■ **What needs to be done**
Give the number of lines in the records below that include "fill", and nothing more.

# # # # #

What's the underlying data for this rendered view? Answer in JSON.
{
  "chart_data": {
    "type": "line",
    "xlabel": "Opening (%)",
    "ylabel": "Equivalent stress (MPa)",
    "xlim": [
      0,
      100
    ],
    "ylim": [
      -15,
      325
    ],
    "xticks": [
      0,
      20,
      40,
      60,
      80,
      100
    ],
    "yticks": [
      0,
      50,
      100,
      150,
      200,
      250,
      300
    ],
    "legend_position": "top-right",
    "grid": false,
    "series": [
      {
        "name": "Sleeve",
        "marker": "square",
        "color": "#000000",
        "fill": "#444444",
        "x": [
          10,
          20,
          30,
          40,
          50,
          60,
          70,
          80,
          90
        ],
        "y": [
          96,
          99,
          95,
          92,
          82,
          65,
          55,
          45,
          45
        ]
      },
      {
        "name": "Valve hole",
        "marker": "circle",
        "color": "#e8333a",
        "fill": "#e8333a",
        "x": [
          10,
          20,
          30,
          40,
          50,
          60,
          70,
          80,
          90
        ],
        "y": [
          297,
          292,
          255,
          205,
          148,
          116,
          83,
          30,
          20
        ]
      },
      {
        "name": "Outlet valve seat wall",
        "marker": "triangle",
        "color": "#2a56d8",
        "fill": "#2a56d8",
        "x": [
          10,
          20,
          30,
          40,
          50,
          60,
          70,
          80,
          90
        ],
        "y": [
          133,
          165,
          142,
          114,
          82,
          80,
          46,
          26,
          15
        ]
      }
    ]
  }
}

# # # # #

■ **Task solution**
3